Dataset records

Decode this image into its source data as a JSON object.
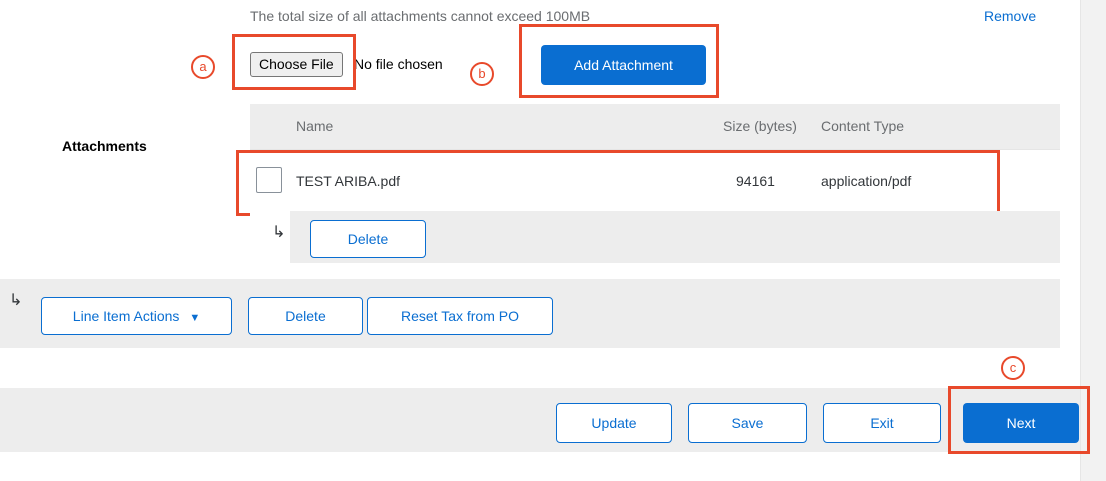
{
  "attachments": {
    "size_note": "The total size of all attachments cannot exceed 100MB",
    "remove_label": "Remove",
    "choose_file_label": "Choose File",
    "no_file_label": "No file chosen",
    "add_attachment_label": "Add Attachment",
    "section_label": "Attachments",
    "columns": [
      "Name",
      "Size (bytes)",
      "Content Type"
    ],
    "rows": [
      {
        "name": "TEST ARIBA.pdf",
        "size": "94161",
        "content_type": "application/pdf"
      }
    ],
    "sub_arrow": "↳",
    "delete_label": "Delete"
  },
  "line_actions": {
    "arrow": "↳",
    "line_item_actions_label": "Line Item Actions",
    "dropdown_caret": "▼",
    "delete_label": "Delete",
    "reset_tax_label": "Reset Tax from PO"
  },
  "footer": {
    "update_label": "Update",
    "save_label": "Save",
    "exit_label": "Exit",
    "next_label": "Next"
  },
  "callouts": {
    "a": "a",
    "b": "b",
    "c": "c"
  },
  "colors": {
    "accent": "#0a6ed1",
    "callout": "#e8492b",
    "bar_gray": "#ededed"
  }
}
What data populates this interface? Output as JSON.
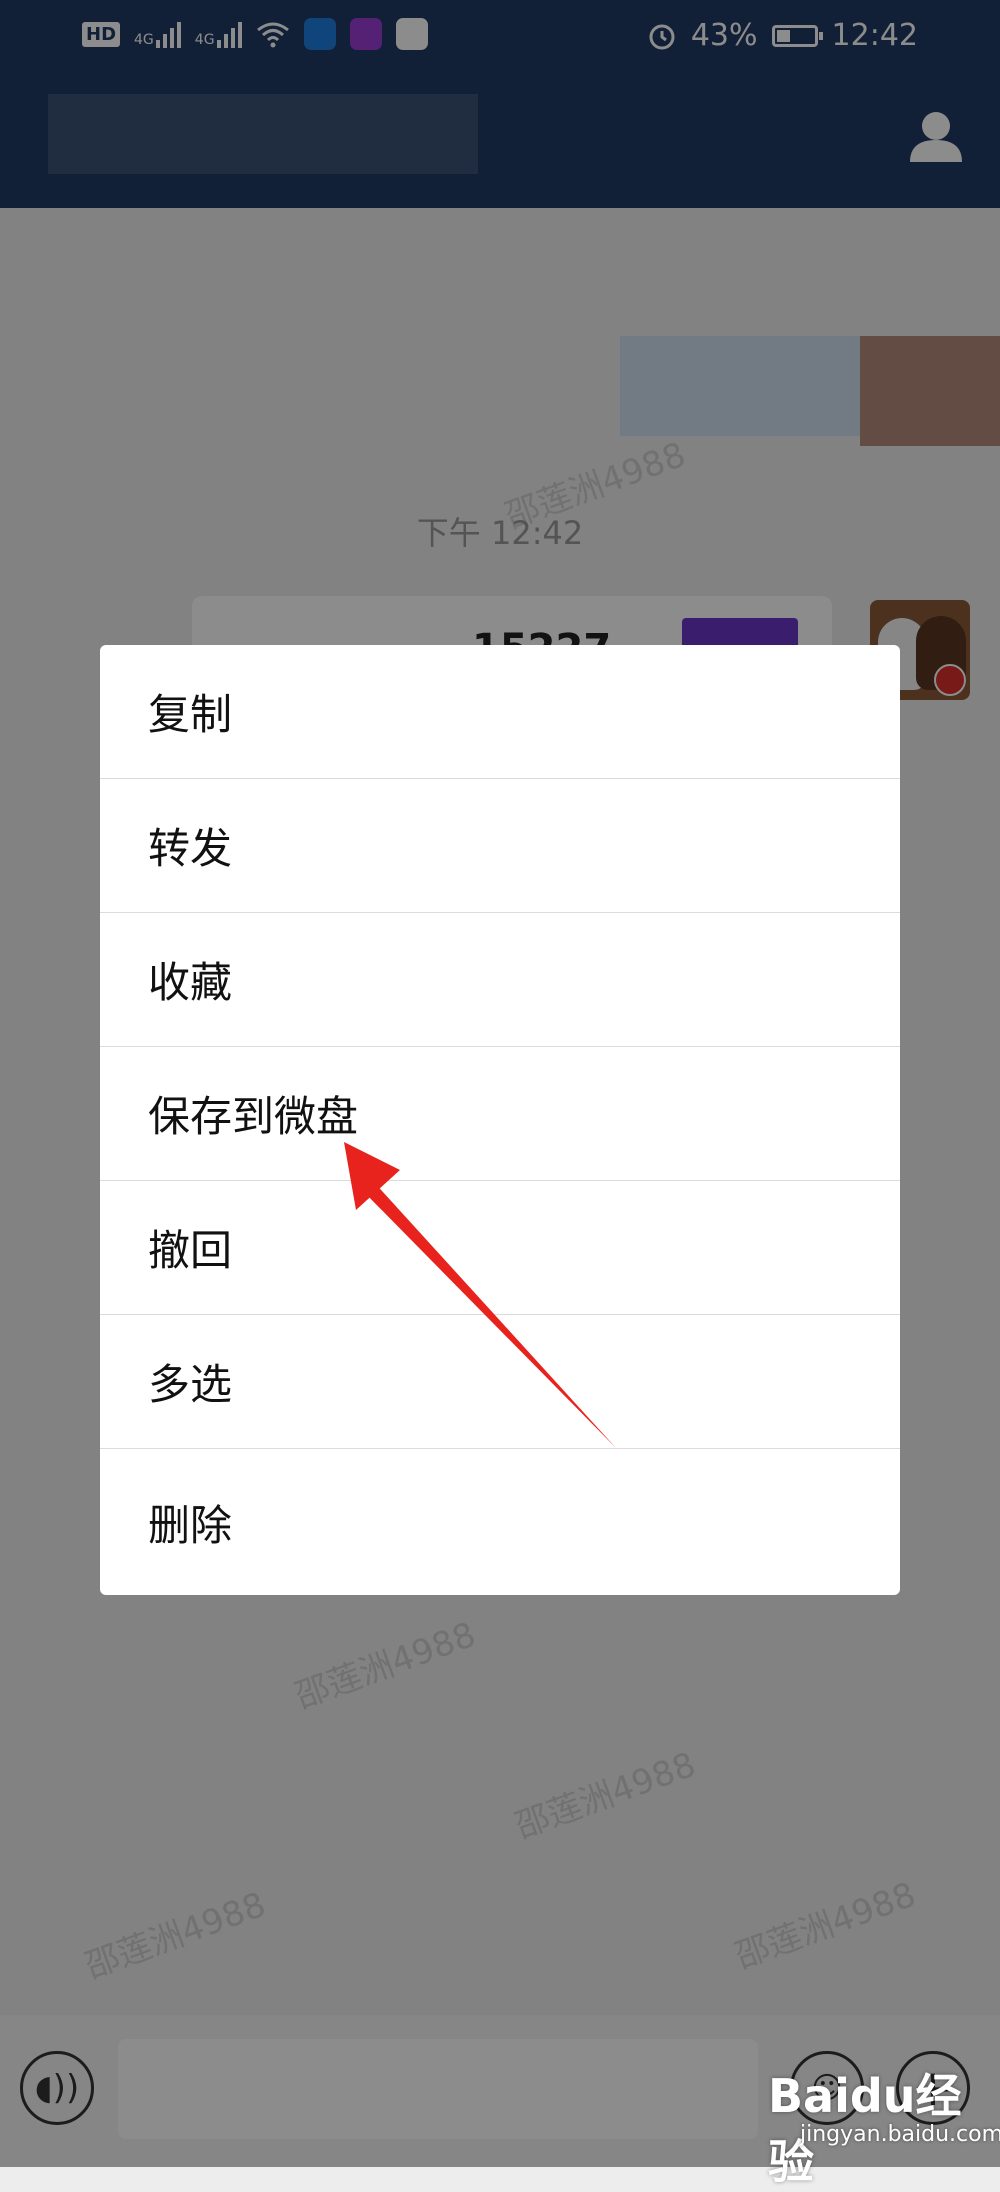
{
  "status_bar": {
    "left_badges": [
      "HD",
      "4G",
      "4G"
    ],
    "battery": "43%",
    "battery_level": 0.43,
    "time": "12:42"
  },
  "chat": {
    "time_label": "下午 12:42",
    "message_partial": "15227",
    "watermark": "邵莲洲4988"
  },
  "menu": {
    "items": [
      {
        "label": "复制"
      },
      {
        "label": "转发"
      },
      {
        "label": "收藏"
      },
      {
        "label": "保存到微盘"
      },
      {
        "label": "撤回"
      },
      {
        "label": "多选"
      },
      {
        "label": "删除"
      }
    ]
  },
  "watermark_brand": {
    "logo": "Baidu经验",
    "url": "jingyan.baidu.com"
  },
  "colors": {
    "header": "#203964",
    "arrow": "#e8231d",
    "bubble_tag": "#6b35c7"
  },
  "icons": {
    "profile": "person-icon",
    "voice": "voice-icon",
    "emoji": "emoji-icon",
    "plus": "plus-icon",
    "alarm": "alarm-icon",
    "wifi": "wifi-icon"
  }
}
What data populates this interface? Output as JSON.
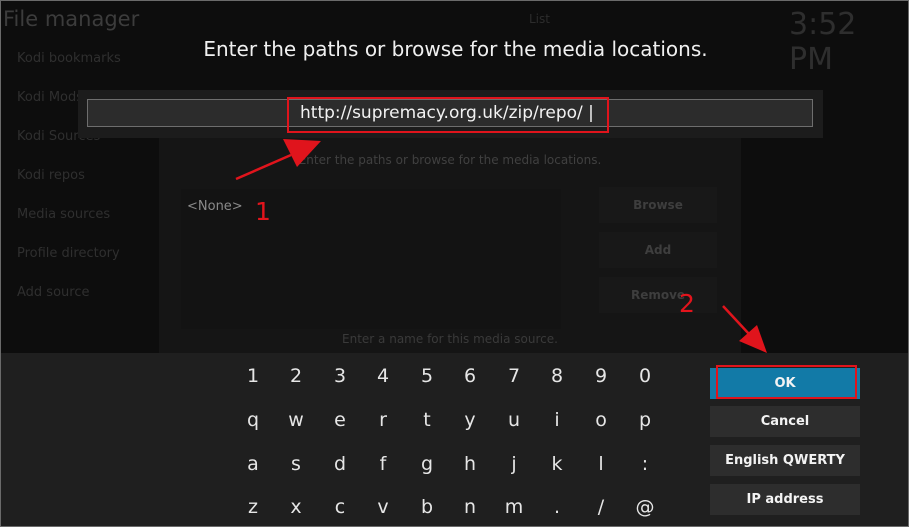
{
  "background": {
    "title": "File manager",
    "clock": "3:52 PM",
    "top_text": "List",
    "sidebar_items": [
      "Kodi bookmarks",
      "Kodi Mods",
      "Kodi Sources",
      "Kodi repos",
      "Media sources",
      "Profile directory",
      "Add source"
    ],
    "dialog": {
      "hint": "Enter the paths or browse for the media locations.",
      "none_label": "<None>",
      "browse_label": "Browse",
      "add_label": "Add",
      "remove_label": "Remove",
      "name_hint": "Enter a name for this media source."
    }
  },
  "keyboard_dialog": {
    "prompt": "Enter the paths or browse for the media locations.",
    "input_value": "http://supremacy.org.uk/zip/repo/ |",
    "rows": [
      [
        "1",
        "2",
        "3",
        "4",
        "5",
        "6",
        "7",
        "8",
        "9",
        "0"
      ],
      [
        "q",
        "w",
        "e",
        "r",
        "t",
        "y",
        "u",
        "i",
        "o",
        "p"
      ],
      [
        "a",
        "s",
        "d",
        "f",
        "g",
        "h",
        "j",
        "k",
        "l",
        ":"
      ],
      [
        "z",
        "x",
        "c",
        "v",
        "b",
        "n",
        "m",
        ".",
        "/",
        "@"
      ]
    ],
    "buttons": {
      "ok": "OK",
      "cancel": "Cancel",
      "layout": "English QWERTY",
      "ip": "IP address"
    }
  },
  "annotations": {
    "step1": "1",
    "step2": "2"
  },
  "colors": {
    "accent": "#127aa7",
    "highlight": "#e0141c",
    "panel": "#1f1f1f"
  }
}
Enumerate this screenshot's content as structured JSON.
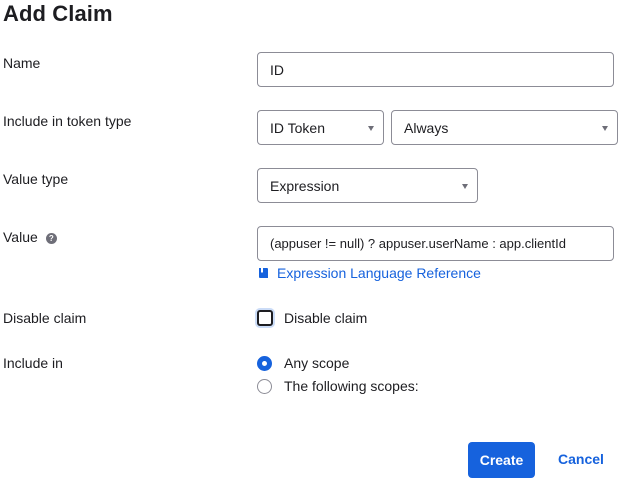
{
  "dialog": {
    "title": "Add Claim"
  },
  "form": {
    "name": {
      "label": "Name",
      "value": "ID"
    },
    "token_type": {
      "label": "Include in token type",
      "type_value": "ID Token",
      "frequency_value": "Always"
    },
    "value_type": {
      "label": "Value type",
      "value": "Expression"
    },
    "value": {
      "label": "Value",
      "help_icon_text": "?",
      "expression": "(appuser != null) ? appuser.userName : app.clientId",
      "reference_link": "Expression Language Reference"
    },
    "disable_claim": {
      "label": "Disable claim",
      "checkbox_label": "Disable claim",
      "checked": false
    },
    "include_in": {
      "label": "Include in",
      "options": [
        {
          "label": "Any scope",
          "selected": true
        },
        {
          "label": "The following scopes:",
          "selected": false
        }
      ]
    }
  },
  "actions": {
    "create_label": "Create",
    "cancel_label": "Cancel"
  },
  "colors": {
    "accent": "#1662dd",
    "text": "#1d1d21",
    "border": "#8c8c96"
  },
  "icons": {
    "help": "question-circle-icon",
    "link": "book-icon",
    "dropdown": "caret-down-icon"
  }
}
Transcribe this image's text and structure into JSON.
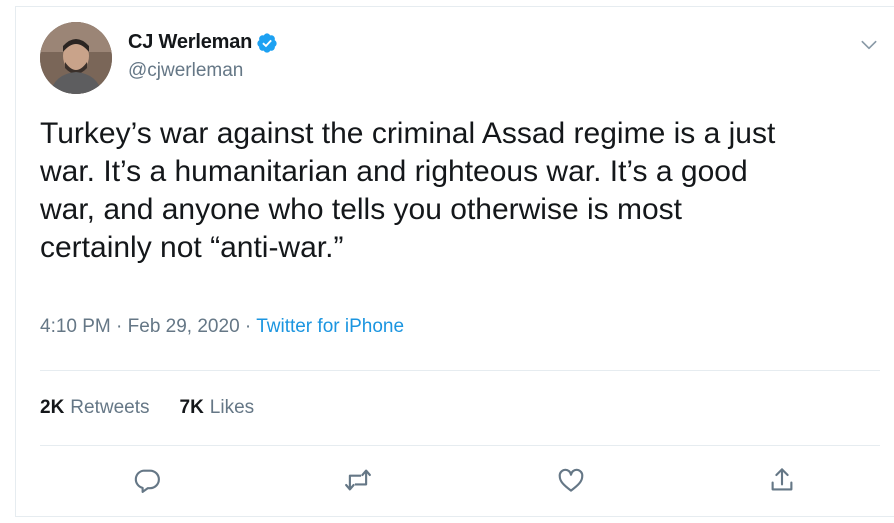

▶ [Exercise description]
Go through the entries above and pull out each line with "paths" in it.

▶ [Finished answer]
      "hint": "Enter the paths or browse for the media locations.",
    "prompt": "Enter the paths or browse for the media locations.",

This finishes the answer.